[Stored items from a collection]
━━━━━━
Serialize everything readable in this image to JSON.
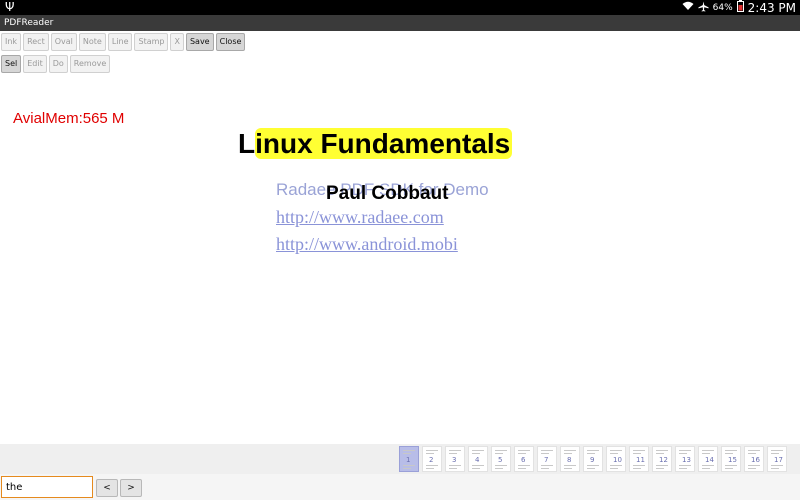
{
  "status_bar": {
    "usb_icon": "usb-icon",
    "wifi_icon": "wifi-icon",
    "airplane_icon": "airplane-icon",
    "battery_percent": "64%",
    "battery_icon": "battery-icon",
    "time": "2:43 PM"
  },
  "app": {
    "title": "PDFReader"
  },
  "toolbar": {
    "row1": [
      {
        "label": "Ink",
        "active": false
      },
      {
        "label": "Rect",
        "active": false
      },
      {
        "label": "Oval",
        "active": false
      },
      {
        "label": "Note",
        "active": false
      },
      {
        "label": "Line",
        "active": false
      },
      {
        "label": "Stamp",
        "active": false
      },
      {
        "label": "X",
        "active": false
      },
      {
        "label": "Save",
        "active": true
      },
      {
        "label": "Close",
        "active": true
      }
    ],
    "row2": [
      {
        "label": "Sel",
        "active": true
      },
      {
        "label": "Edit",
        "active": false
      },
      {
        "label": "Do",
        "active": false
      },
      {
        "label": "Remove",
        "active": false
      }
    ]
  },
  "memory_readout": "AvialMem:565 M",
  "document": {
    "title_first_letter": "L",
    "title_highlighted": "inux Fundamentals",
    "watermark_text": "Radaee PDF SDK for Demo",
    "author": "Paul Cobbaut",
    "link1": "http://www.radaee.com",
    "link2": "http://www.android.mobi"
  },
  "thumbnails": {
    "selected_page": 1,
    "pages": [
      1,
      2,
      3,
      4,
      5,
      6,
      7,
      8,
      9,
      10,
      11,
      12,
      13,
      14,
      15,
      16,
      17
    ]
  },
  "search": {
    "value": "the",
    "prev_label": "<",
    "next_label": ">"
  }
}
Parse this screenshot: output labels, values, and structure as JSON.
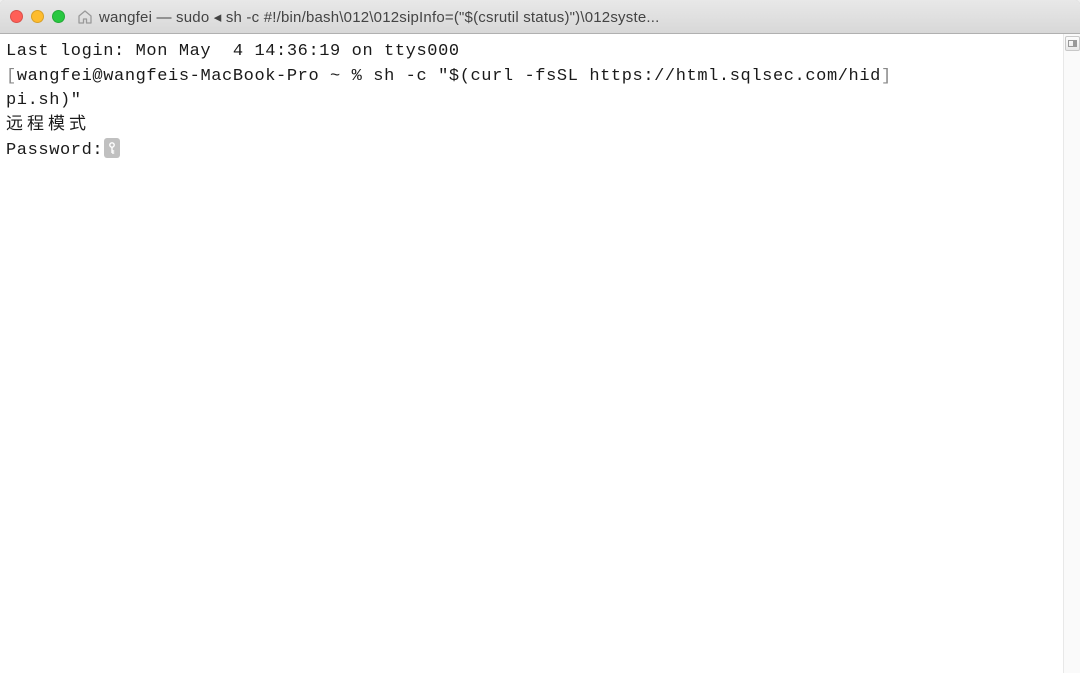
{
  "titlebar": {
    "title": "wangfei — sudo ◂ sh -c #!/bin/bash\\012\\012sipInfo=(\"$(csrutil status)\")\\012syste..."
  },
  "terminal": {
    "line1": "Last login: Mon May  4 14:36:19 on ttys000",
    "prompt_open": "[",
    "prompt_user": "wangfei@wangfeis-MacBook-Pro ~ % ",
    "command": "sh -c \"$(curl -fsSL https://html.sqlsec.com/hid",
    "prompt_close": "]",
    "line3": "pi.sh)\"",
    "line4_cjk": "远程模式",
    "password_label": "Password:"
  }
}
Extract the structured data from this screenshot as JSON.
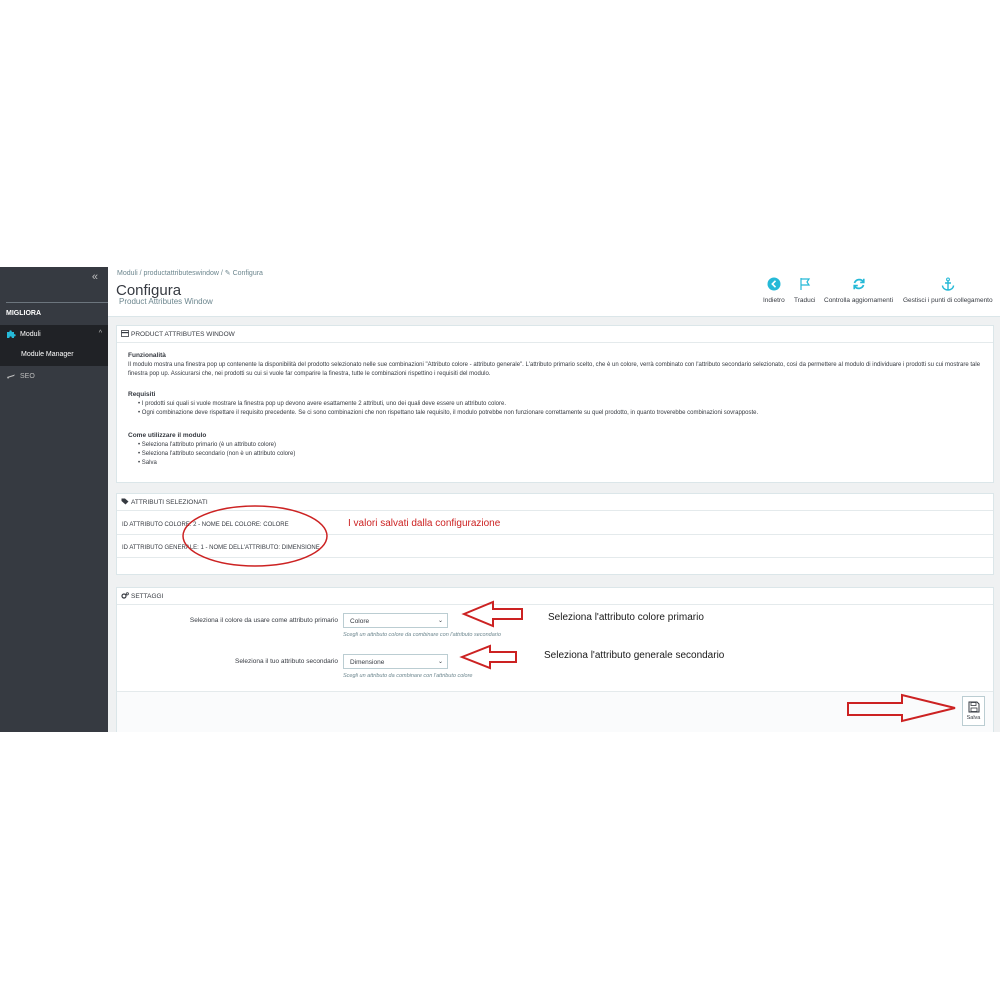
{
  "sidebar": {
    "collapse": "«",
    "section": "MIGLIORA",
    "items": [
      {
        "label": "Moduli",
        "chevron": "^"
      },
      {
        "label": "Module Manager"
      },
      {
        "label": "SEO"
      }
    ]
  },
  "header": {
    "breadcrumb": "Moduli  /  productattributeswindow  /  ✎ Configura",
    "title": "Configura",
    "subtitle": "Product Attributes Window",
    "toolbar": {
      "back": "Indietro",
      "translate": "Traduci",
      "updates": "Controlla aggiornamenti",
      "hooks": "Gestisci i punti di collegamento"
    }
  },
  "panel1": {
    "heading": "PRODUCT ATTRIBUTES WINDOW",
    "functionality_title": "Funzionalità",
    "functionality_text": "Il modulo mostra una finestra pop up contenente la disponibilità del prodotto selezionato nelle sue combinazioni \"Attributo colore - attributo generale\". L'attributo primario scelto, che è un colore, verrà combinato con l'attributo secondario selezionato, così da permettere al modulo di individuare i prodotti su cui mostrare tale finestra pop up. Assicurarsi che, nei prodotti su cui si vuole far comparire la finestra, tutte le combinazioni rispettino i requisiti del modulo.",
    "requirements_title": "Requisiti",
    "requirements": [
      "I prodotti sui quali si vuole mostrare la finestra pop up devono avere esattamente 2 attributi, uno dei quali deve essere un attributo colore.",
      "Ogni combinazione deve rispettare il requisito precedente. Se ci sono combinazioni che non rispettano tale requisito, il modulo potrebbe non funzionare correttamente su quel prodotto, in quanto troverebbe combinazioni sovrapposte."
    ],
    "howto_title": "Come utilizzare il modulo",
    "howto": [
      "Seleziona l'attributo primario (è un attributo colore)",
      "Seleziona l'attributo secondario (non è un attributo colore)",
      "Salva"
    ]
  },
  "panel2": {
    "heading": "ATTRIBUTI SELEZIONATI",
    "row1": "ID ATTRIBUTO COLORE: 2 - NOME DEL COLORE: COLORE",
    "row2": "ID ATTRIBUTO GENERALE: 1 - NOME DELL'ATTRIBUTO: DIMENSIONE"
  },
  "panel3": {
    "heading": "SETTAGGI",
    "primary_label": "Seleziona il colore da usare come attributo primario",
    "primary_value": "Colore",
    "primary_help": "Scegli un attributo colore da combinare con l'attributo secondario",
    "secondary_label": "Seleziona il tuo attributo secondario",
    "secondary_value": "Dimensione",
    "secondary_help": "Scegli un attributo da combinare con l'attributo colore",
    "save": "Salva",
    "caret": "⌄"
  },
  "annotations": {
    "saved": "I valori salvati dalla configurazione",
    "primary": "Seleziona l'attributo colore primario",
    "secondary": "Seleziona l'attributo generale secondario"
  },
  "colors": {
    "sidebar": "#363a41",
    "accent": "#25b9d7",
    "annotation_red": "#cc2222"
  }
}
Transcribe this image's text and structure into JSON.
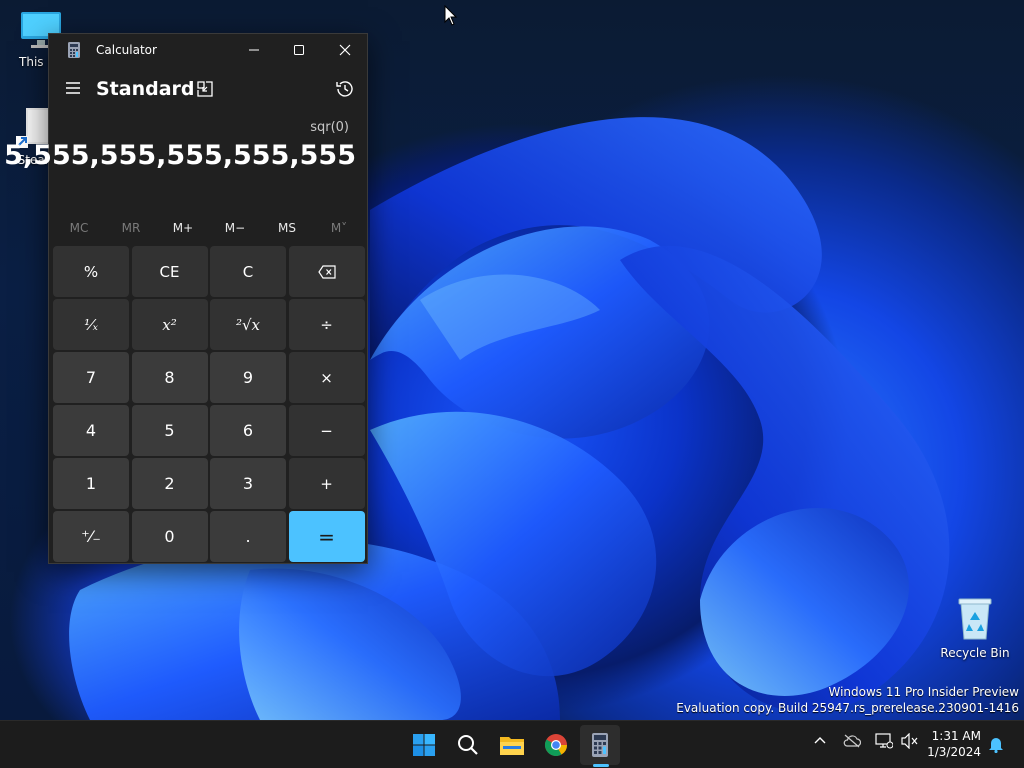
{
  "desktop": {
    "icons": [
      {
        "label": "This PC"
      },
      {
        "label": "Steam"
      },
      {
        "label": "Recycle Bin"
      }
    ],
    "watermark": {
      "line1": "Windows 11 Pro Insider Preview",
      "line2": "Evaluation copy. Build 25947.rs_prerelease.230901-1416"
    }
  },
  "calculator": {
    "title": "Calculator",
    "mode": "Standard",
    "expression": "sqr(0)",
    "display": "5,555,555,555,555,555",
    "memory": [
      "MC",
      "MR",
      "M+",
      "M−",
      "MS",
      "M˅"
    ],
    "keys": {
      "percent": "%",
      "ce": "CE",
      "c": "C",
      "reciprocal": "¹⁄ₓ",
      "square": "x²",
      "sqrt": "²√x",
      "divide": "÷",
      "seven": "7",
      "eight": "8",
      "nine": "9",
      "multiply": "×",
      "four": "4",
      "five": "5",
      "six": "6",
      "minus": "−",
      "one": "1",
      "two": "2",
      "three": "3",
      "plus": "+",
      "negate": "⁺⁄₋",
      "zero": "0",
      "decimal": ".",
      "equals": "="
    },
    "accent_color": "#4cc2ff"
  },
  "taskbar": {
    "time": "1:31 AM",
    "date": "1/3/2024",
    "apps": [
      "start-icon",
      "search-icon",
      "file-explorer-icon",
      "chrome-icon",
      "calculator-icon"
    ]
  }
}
━━━━━━
Give every line above again exactly, with no pictures.

FINAL RESULT →
Serialize everything readable in this image to JSON.
{
  "status_bar": {
    "usb_icon": "usb-icon",
    "wifi_icon": "wifi-icon",
    "airplane_icon": "airplane-icon",
    "battery_percent": "64%",
    "battery_icon": "battery-icon",
    "time": "2:43 PM"
  },
  "app": {
    "title": "PDFReader"
  },
  "toolbar": {
    "row1": [
      {
        "label": "Ink",
        "active": false
      },
      {
        "label": "Rect",
        "active": false
      },
      {
        "label": "Oval",
        "active": false
      },
      {
        "label": "Note",
        "active": false
      },
      {
        "label": "Line",
        "active": false
      },
      {
        "label": "Stamp",
        "active": false
      },
      {
        "label": "X",
        "active": false
      },
      {
        "label": "Save",
        "active": true
      },
      {
        "label": "Close",
        "active": true
      }
    ],
    "row2": [
      {
        "label": "Sel",
        "active": true
      },
      {
        "label": "Edit",
        "active": false
      },
      {
        "label": "Do",
        "active": false
      },
      {
        "label": "Remove",
        "active": false
      }
    ]
  },
  "memory_readout": "AvialMem:565 M",
  "document": {
    "title_first_letter": "L",
    "title_highlighted": "inux Fundamentals",
    "watermark_text": "Radaee PDF SDK for Demo",
    "author": "Paul Cobbaut",
    "link1": "http://www.radaee.com",
    "link2": "http://www.android.mobi"
  },
  "thumbnails": {
    "selected_page": 1,
    "pages": [
      1,
      2,
      3,
      4,
      5,
      6,
      7,
      8,
      9,
      10,
      11,
      12,
      13,
      14,
      15,
      16,
      17
    ]
  },
  "search": {
    "value": "the",
    "prev_label": "<",
    "next_label": ">"
  }
}
Parse this screenshot: output labels, values, and structure as JSON.
{
  "titlebar": {
    "title": "wangfei — sudo ◂ sh -c #!/bin/bash\\012\\012sipInfo=(\"$(csrutil status)\")\\012syste..."
  },
  "terminal": {
    "line1": "Last login: Mon May  4 14:36:19 on ttys000",
    "prompt_open": "[",
    "prompt_user": "wangfei@wangfeis-MacBook-Pro ~ % ",
    "command": "sh -c \"$(curl -fsSL https://html.sqlsec.com/hid",
    "prompt_close": "]",
    "line3": "pi.sh)\"",
    "line4_cjk": "远程模式",
    "password_label": "Password:"
  }
}
Extract the structured data from this screenshot as JSON.
{
  "sidebar": {
    "collapse": "«",
    "section": "MIGLIORA",
    "items": [
      {
        "label": "Moduli",
        "chevron": "^"
      },
      {
        "label": "Module Manager"
      },
      {
        "label": "SEO"
      }
    ]
  },
  "header": {
    "breadcrumb": "Moduli  /  productattributeswindow  /  ✎ Configura",
    "title": "Configura",
    "subtitle": "Product Attributes Window",
    "toolbar": {
      "back": "Indietro",
      "translate": "Traduci",
      "updates": "Controlla aggiornamenti",
      "hooks": "Gestisci i punti di collegamento"
    }
  },
  "panel1": {
    "heading": "PRODUCT ATTRIBUTES WINDOW",
    "functionality_title": "Funzionalità",
    "functionality_text": "Il modulo mostra una finestra pop up contenente la disponibilità del prodotto selezionato nelle sue combinazioni \"Attributo colore - attributo generale\". L'attributo primario scelto, che è un colore, verrà combinato con l'attributo secondario selezionato, così da permettere al modulo di individuare i prodotti su cui mostrare tale finestra pop up. Assicurarsi che, nei prodotti su cui si vuole far comparire la finestra, tutte le combinazioni rispettino i requisiti del modulo.",
    "requirements_title": "Requisiti",
    "requirements": [
      "I prodotti sui quali si vuole mostrare la finestra pop up devono avere esattamente 2 attributi, uno dei quali deve essere un attributo colore.",
      "Ogni combinazione deve rispettare il requisito precedente. Se ci sono combinazioni che non rispettano tale requisito, il modulo potrebbe non funzionare correttamente su quel prodotto, in quanto troverebbe combinazioni sovrapposte."
    ],
    "howto_title": "Come utilizzare il modulo",
    "howto": [
      "Seleziona l'attributo primario (è un attributo colore)",
      "Seleziona l'attributo secondario (non è un attributo colore)",
      "Salva"
    ]
  },
  "panel2": {
    "heading": "ATTRIBUTI SELEZIONATI",
    "row1": "ID ATTRIBUTO COLORE: 2 - NOME DEL COLORE: COLORE",
    "row2": "ID ATTRIBUTO GENERALE: 1 - NOME DELL'ATTRIBUTO: DIMENSIONE"
  },
  "panel3": {
    "heading": "SETTAGGI",
    "primary_label": "Seleziona il colore da usare come attributo primario",
    "primary_value": "Colore",
    "primary_help": "Scegli un attributo colore da combinare con l'attributo secondario",
    "secondary_label": "Seleziona il tuo attributo secondario",
    "secondary_value": "Dimensione",
    "secondary_help": "Scegli un attributo da combinare con l'attributo colore",
    "save": "Salva",
    "caret": "⌄"
  },
  "annotations": {
    "saved": "I valori salvati dalla configurazione",
    "primary": "Seleziona l'attributo colore primario",
    "secondary": "Seleziona l'attributo generale secondario"
  },
  "colors": {
    "sidebar": "#363a41",
    "accent": "#25b9d7",
    "annotation_red": "#cc2222"
  }
}
Transcribe this image's text and structure into JSON.
{
  "desktop": {
    "icons": [
      {
        "label": "This PC"
      },
      {
        "label": "Steam"
      },
      {
        "label": "Recycle Bin"
      }
    ],
    "watermark": {
      "line1": "Windows 11 Pro Insider Preview",
      "line2": "Evaluation copy. Build 25947.rs_prerelease.230901-1416"
    }
  },
  "calculator": {
    "title": "Calculator",
    "mode": "Standard",
    "expression": "sqr(0)",
    "display": "5,555,555,555,555,555",
    "memory": [
      "MC",
      "MR",
      "M+",
      "M−",
      "MS",
      "M˅"
    ],
    "keys": {
      "percent": "%",
      "ce": "CE",
      "c": "C",
      "reciprocal": "¹⁄ₓ",
      "square": "x²",
      "sqrt": "²√x",
      "divide": "÷",
      "seven": "7",
      "eight": "8",
      "nine": "9",
      "multiply": "×",
      "four": "4",
      "five": "5",
      "six": "6",
      "minus": "−",
      "one": "1",
      "two": "2",
      "three": "3",
      "plus": "+",
      "negate": "⁺⁄₋",
      "zero": "0",
      "decimal": ".",
      "equals": "="
    },
    "accent_color": "#4cc2ff"
  },
  "taskbar": {
    "time": "1:31 AM",
    "date": "1/3/2024",
    "apps": [
      "start-icon",
      "search-icon",
      "file-explorer-icon",
      "chrome-icon",
      "calculator-icon"
    ]
  }
}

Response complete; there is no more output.